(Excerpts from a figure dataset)

——

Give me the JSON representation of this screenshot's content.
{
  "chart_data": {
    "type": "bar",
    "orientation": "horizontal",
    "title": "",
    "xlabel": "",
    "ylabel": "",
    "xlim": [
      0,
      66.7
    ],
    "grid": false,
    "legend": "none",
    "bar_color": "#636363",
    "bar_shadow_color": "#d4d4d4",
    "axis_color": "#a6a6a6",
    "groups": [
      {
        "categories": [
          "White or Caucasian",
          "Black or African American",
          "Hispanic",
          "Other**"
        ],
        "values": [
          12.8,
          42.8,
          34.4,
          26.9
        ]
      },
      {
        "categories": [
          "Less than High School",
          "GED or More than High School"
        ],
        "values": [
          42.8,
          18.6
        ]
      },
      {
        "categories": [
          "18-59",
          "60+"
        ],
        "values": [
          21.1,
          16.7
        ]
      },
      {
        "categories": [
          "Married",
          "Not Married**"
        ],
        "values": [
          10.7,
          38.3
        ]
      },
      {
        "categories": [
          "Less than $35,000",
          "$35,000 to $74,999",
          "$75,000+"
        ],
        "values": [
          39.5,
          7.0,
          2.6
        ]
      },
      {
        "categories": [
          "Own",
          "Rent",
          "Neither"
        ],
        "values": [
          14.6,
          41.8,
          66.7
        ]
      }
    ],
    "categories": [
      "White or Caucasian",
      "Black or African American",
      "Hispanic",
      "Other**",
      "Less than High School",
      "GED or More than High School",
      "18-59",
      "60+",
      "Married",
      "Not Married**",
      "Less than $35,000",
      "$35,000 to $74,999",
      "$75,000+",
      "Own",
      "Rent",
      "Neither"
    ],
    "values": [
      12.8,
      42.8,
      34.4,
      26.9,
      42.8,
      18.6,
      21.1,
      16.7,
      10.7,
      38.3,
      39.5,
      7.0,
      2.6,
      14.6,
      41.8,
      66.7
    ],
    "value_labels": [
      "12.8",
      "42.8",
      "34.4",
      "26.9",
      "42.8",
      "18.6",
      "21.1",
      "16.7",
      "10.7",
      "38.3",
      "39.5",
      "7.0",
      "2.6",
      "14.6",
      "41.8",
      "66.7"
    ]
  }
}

——

PROBLEM DETAILS:
Transcribe all of the material exactly. Omit nothing.

FULL ANSWER:
Give me the JSON representation of this screenshot's content.
{
  "chart_data": {
    "type": "bar",
    "orientation": "horizontal",
    "title": "",
    "xlabel": "",
    "ylabel": "",
    "xlim": [
      0,
      66.7
    ],
    "grid": false,
    "legend": "none",
    "bar_color": "#636363",
    "bar_shadow_color": "#d4d4d4",
    "axis_color": "#a6a6a6",
    "groups": [
      {
        "categories": [
          "White or Caucasian",
          "Black or African American",
          "Hispanic",
          "Other**"
        ],
        "values": [
          12.8,
          42.8,
          34.4,
          26.9
        ]
      },
      {
        "categories": [
          "Less than High School",
          "GED or More than High School"
        ],
        "values": [
          42.8,
          18.6
        ]
      },
      {
        "categories": [
          "18-59",
          "60+"
        ],
        "values": [
          21.1,
          16.7
        ]
      },
      {
        "categories": [
          "Married",
          "Not Married**"
        ],
        "values": [
          10.7,
          38.3
        ]
      },
      {
        "categories": [
          "Less than $35,000",
          "$35,000 to $74,999",
          "$75,000+"
        ],
        "values": [
          39.5,
          7.0,
          2.6
        ]
      },
      {
        "categories": [
          "Own",
          "Rent",
          "Neither"
        ],
        "values": [
          14.6,
          41.8,
          66.7
        ]
      }
    ],
    "categories": [
      "White or Caucasian",
      "Black or African American",
      "Hispanic",
      "Other**",
      "Less than High School",
      "GED or More than High School",
      "18-59",
      "60+",
      "Married",
      "Not Married**",
      "Less than $35,000",
      "$35,000 to $74,999",
      "$75,000+",
      "Own",
      "Rent",
      "Neither"
    ],
    "values": [
      12.8,
      42.8,
      34.4,
      26.9,
      42.8,
      18.6,
      21.1,
      16.7,
      10.7,
      38.3,
      39.5,
      7.0,
      2.6,
      14.6,
      41.8,
      66.7
    ],
    "value_labels": [
      "12.8",
      "42.8",
      "34.4",
      "26.9",
      "42.8",
      "18.6",
      "21.1",
      "16.7",
      "10.7",
      "38.3",
      "39.5",
      "7.0",
      "2.6",
      "14.6",
      "41.8",
      "66.7"
    ]
  }
}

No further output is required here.